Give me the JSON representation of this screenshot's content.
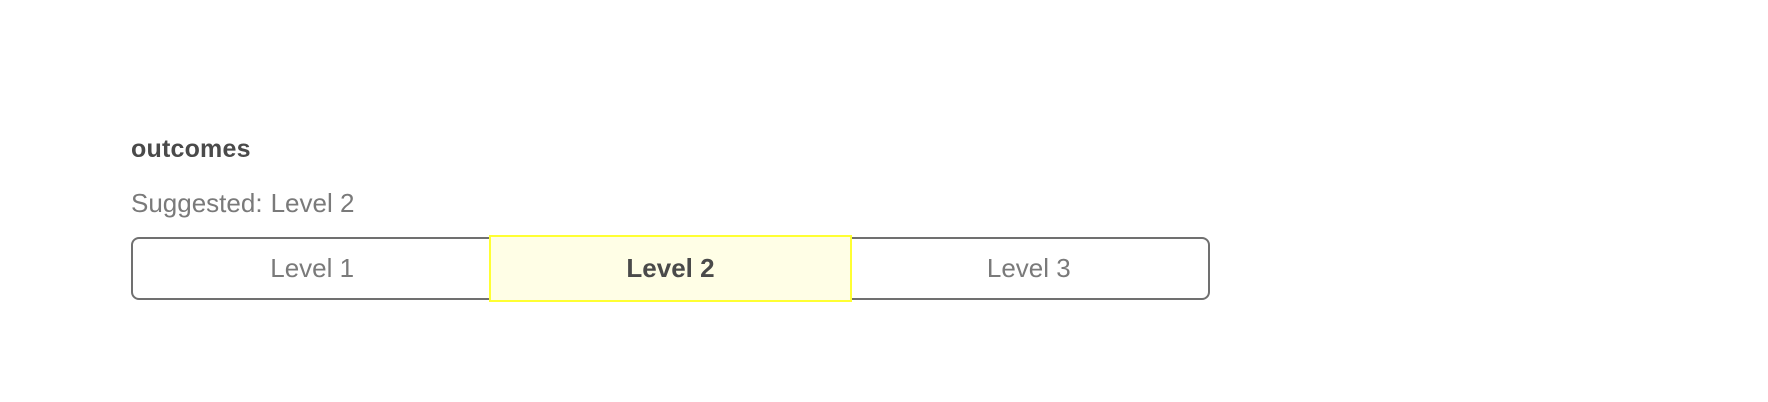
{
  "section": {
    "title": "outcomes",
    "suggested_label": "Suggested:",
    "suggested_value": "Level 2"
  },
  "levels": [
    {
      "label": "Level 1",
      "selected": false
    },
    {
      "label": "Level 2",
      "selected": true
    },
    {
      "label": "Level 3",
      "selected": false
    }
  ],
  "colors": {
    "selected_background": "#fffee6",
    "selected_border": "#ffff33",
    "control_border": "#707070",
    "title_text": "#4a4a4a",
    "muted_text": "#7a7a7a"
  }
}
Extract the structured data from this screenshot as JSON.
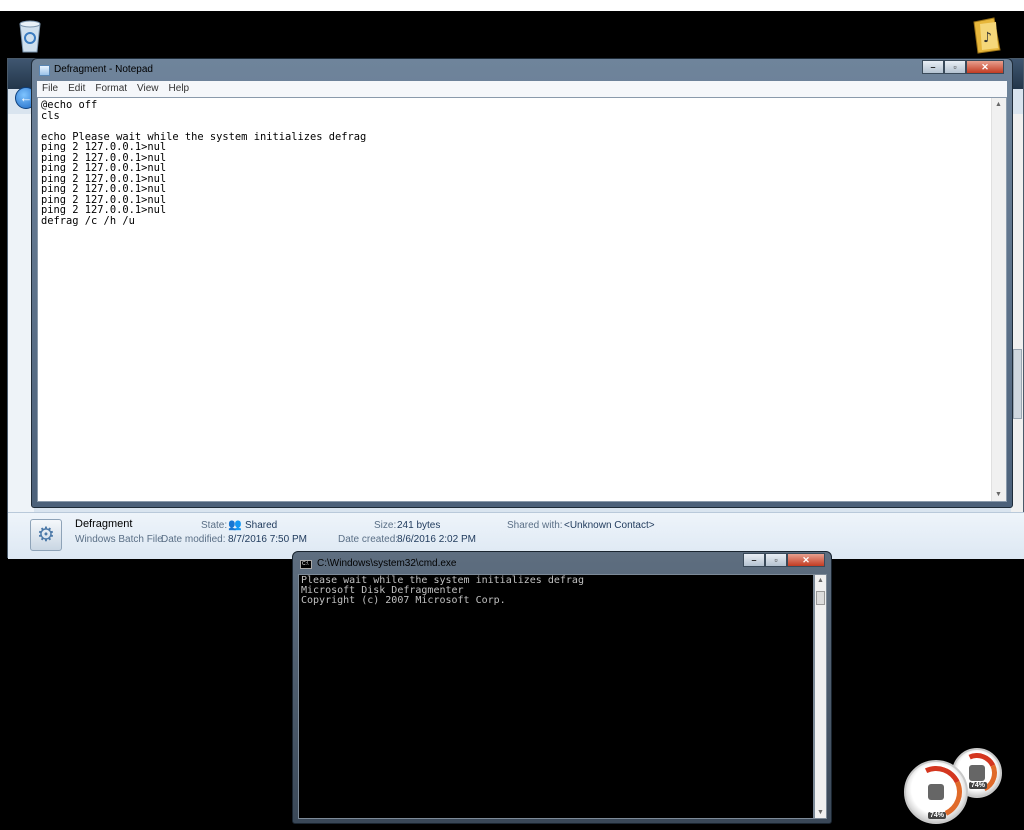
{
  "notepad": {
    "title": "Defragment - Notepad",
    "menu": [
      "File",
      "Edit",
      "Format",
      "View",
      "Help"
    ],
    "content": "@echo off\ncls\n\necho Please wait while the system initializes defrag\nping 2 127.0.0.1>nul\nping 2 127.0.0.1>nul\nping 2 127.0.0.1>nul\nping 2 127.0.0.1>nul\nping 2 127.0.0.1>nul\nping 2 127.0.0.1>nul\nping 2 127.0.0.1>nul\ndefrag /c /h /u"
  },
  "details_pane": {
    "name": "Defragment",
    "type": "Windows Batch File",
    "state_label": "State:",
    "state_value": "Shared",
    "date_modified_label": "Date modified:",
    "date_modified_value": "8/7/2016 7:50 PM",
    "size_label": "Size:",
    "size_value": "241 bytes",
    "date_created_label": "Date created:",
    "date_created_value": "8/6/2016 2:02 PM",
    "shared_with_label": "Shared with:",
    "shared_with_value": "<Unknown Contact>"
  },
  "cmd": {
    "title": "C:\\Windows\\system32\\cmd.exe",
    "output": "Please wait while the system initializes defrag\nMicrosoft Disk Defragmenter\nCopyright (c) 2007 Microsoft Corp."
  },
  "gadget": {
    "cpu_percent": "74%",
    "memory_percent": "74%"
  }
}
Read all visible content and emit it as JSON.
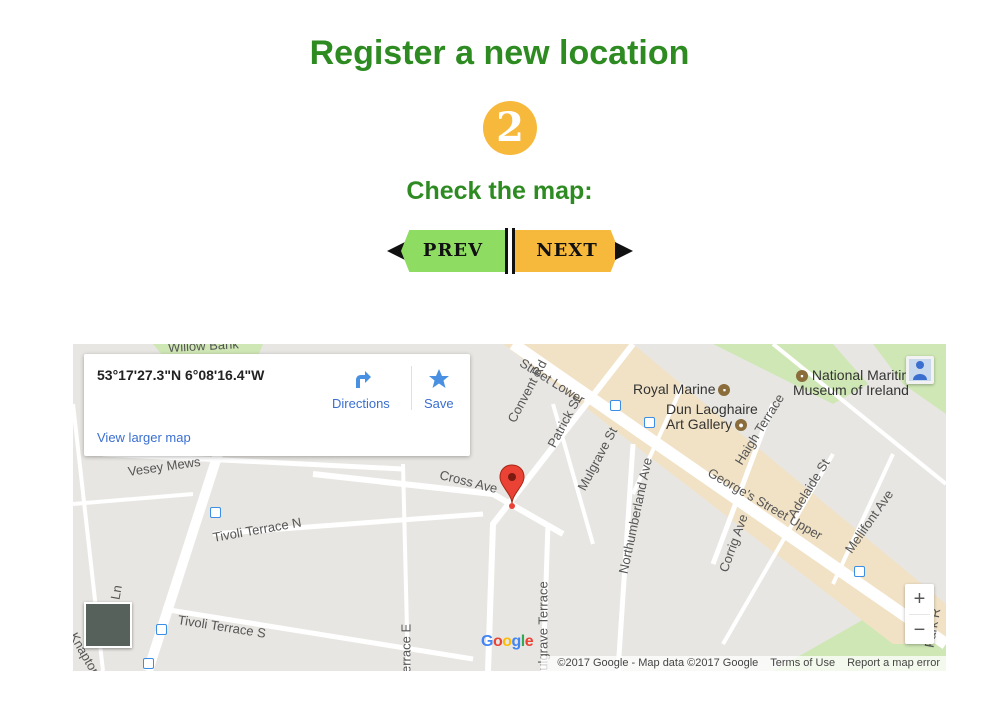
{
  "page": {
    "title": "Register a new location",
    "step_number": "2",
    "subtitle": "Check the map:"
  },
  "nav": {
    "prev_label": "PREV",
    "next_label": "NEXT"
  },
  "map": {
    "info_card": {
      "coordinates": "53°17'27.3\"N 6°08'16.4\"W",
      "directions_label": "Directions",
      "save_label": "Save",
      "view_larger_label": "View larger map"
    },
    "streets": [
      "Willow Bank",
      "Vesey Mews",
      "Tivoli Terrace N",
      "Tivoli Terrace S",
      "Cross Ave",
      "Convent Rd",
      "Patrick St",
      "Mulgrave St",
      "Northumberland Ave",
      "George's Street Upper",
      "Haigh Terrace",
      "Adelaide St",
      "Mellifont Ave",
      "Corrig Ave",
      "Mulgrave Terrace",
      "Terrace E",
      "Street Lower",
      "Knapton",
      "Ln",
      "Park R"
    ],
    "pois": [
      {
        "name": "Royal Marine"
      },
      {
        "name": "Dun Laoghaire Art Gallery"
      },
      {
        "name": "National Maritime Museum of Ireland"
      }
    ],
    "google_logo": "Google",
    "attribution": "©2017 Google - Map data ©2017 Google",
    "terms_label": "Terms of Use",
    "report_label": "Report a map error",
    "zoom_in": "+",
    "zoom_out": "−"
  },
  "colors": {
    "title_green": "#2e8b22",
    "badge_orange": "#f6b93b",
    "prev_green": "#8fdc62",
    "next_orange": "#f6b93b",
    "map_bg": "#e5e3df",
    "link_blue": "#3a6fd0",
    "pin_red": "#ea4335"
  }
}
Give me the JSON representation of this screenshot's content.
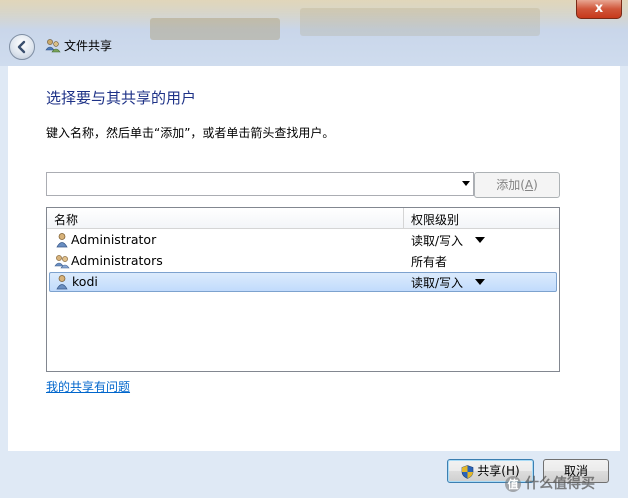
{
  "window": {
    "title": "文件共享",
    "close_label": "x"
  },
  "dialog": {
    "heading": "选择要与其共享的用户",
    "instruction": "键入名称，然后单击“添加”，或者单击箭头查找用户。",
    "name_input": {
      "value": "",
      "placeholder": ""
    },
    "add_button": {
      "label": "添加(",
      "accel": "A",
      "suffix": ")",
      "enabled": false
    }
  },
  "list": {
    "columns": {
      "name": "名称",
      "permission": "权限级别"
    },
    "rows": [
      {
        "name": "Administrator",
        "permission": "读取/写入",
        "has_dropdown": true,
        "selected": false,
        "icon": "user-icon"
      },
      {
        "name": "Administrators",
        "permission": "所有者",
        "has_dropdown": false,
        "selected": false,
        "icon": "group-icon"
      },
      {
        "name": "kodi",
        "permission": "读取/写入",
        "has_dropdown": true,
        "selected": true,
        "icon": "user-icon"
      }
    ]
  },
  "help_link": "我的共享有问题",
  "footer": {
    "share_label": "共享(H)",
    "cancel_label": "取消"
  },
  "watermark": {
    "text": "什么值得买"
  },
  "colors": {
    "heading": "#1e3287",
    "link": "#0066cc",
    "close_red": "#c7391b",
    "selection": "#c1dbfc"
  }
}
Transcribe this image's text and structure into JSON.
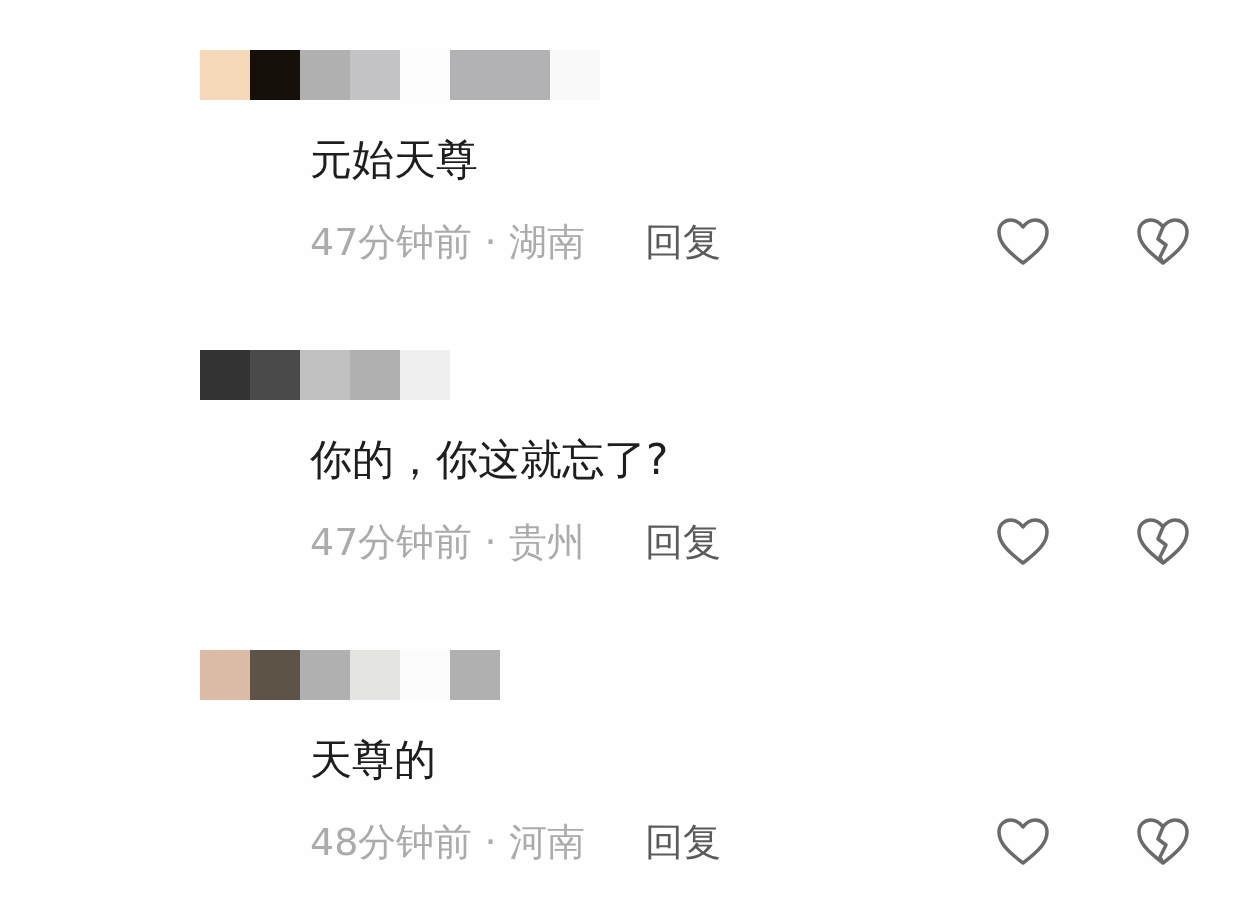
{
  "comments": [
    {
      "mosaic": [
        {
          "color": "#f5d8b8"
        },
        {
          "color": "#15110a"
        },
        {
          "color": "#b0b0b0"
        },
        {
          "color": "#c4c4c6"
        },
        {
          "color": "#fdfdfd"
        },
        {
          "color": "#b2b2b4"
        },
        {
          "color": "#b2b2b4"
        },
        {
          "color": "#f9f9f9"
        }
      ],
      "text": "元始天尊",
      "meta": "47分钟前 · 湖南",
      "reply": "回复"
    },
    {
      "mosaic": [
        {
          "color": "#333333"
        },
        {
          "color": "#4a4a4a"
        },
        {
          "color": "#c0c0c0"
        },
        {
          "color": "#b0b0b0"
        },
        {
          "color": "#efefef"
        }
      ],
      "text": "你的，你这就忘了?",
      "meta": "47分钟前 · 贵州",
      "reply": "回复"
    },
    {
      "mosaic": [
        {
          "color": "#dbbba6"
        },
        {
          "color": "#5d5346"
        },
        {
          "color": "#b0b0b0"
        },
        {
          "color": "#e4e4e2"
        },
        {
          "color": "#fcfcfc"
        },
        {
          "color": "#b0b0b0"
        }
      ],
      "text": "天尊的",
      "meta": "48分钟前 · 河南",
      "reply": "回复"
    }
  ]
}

| Instruction |
Write the listing out a second time exactly, dropping all images.

| Solved problem |
Give me the JSON representation of this screenshot's content.
{
  "section": {
    "title": "outcomes",
    "suggested_label": "Suggested:",
    "suggested_value": "Level 2"
  },
  "levels": [
    {
      "label": "Level 1",
      "selected": false
    },
    {
      "label": "Level 2",
      "selected": true
    },
    {
      "label": "Level 3",
      "selected": false
    }
  ],
  "colors": {
    "selected_background": "#fffee6",
    "selected_border": "#ffff33",
    "control_border": "#707070",
    "title_text": "#4a4a4a",
    "muted_text": "#7a7a7a"
  }
}
Extract the structured data from this screenshot as JSON.
{
  "notepad": {
    "title": "Defragment - Notepad",
    "menu": [
      "File",
      "Edit",
      "Format",
      "View",
      "Help"
    ],
    "content": "@echo off\ncls\n\necho Please wait while the system initializes defrag\nping 2 127.0.0.1>nul\nping 2 127.0.0.1>nul\nping 2 127.0.0.1>nul\nping 2 127.0.0.1>nul\nping 2 127.0.0.1>nul\nping 2 127.0.0.1>nul\nping 2 127.0.0.1>nul\ndefrag /c /h /u"
  },
  "details_pane": {
    "name": "Defragment",
    "type": "Windows Batch File",
    "state_label": "State:",
    "state_value": "Shared",
    "date_modified_label": "Date modified:",
    "date_modified_value": "8/7/2016 7:50 PM",
    "size_label": "Size:",
    "size_value": "241 bytes",
    "date_created_label": "Date created:",
    "date_created_value": "8/6/2016 2:02 PM",
    "shared_with_label": "Shared with:",
    "shared_with_value": "<Unknown Contact>"
  },
  "cmd": {
    "title": "C:\\Windows\\system32\\cmd.exe",
    "output": "Please wait while the system initializes defrag\nMicrosoft Disk Defragmenter\nCopyright (c) 2007 Microsoft Corp."
  },
  "gadget": {
    "cpu_percent": "74%",
    "memory_percent": "74%"
  }
}
Read all visible content and emit it as JSON.
{
  "page": {
    "title": "Register a new location",
    "step_number": "2",
    "subtitle": "Check the map:"
  },
  "nav": {
    "prev_label": "PREV",
    "next_label": "NEXT"
  },
  "map": {
    "info_card": {
      "coordinates": "53°17'27.3\"N 6°08'16.4\"W",
      "directions_label": "Directions",
      "save_label": "Save",
      "view_larger_label": "View larger map"
    },
    "streets": [
      "Willow Bank",
      "Vesey Mews",
      "Tivoli Terrace N",
      "Tivoli Terrace S",
      "Cross Ave",
      "Convent Rd",
      "Patrick St",
      "Mulgrave St",
      "Northumberland Ave",
      "George's Street Upper",
      "Haigh Terrace",
      "Adelaide St",
      "Mellifont Ave",
      "Corrig Ave",
      "Mulgrave Terrace",
      "Terrace E",
      "Street Lower",
      "Knapton",
      "Ln",
      "Park R"
    ],
    "pois": [
      {
        "name": "Royal Marine"
      },
      {
        "name": "Dun Laoghaire Art Gallery"
      },
      {
        "name": "National Maritime Museum of Ireland"
      }
    ],
    "google_logo": "Google",
    "attribution": "©2017 Google - Map data ©2017 Google",
    "terms_label": "Terms of Use",
    "report_label": "Report a map error",
    "zoom_in": "+",
    "zoom_out": "−"
  },
  "colors": {
    "title_green": "#2e8b22",
    "badge_orange": "#f6b93b",
    "prev_green": "#8fdc62",
    "next_orange": "#f6b93b",
    "map_bg": "#e5e3df",
    "link_blue": "#3a6fd0",
    "pin_red": "#ea4335"
  }
}
Give me the JSON representation of this screenshot's content.
{
  "window": {
    "title": "文件共享",
    "close_label": "x"
  },
  "dialog": {
    "heading": "选择要与其共享的用户",
    "instruction": "键入名称，然后单击“添加”，或者单击箭头查找用户。",
    "name_input": {
      "value": "",
      "placeholder": ""
    },
    "add_button": {
      "label": "添加(",
      "accel": "A",
      "suffix": ")",
      "enabled": false
    }
  },
  "list": {
    "columns": {
      "name": "名称",
      "permission": "权限级别"
    },
    "rows": [
      {
        "name": "Administrator",
        "permission": "读取/写入",
        "has_dropdown": true,
        "selected": false,
        "icon": "user-icon"
      },
      {
        "name": "Administrators",
        "permission": "所有者",
        "has_dropdown": false,
        "selected": false,
        "icon": "group-icon"
      },
      {
        "name": "kodi",
        "permission": "读取/写入",
        "has_dropdown": true,
        "selected": true,
        "icon": "user-icon"
      }
    ]
  },
  "help_link": "我的共享有问题",
  "footer": {
    "share_label": "共享(H)",
    "cancel_label": "取消"
  },
  "watermark": {
    "text": "什么值得买"
  },
  "colors": {
    "heading": "#1e3287",
    "link": "#0066cc",
    "close_red": "#c7391b",
    "selection": "#c1dbfc"
  }
}
Transcribe this image's text and structure into JSON.
{
  "comments": [
    {
      "mosaic": [
        {
          "color": "#f5d8b8"
        },
        {
          "color": "#15110a"
        },
        {
          "color": "#b0b0b0"
        },
        {
          "color": "#c4c4c6"
        },
        {
          "color": "#fdfdfd"
        },
        {
          "color": "#b2b2b4"
        },
        {
          "color": "#b2b2b4"
        },
        {
          "color": "#f9f9f9"
        }
      ],
      "text": "元始天尊",
      "meta": "47分钟前 · 湖南",
      "reply": "回复"
    },
    {
      "mosaic": [
        {
          "color": "#333333"
        },
        {
          "color": "#4a4a4a"
        },
        {
          "color": "#c0c0c0"
        },
        {
          "color": "#b0b0b0"
        },
        {
          "color": "#efefef"
        }
      ],
      "text": "你的，你这就忘了?",
      "meta": "47分钟前 · 贵州",
      "reply": "回复"
    },
    {
      "mosaic": [
        {
          "color": "#dbbba6"
        },
        {
          "color": "#5d5346"
        },
        {
          "color": "#b0b0b0"
        },
        {
          "color": "#e4e4e2"
        },
        {
          "color": "#fcfcfc"
        },
        {
          "color": "#b0b0b0"
        }
      ],
      "text": "天尊的",
      "meta": "48分钟前 · 河南",
      "reply": "回复"
    }
  ]
}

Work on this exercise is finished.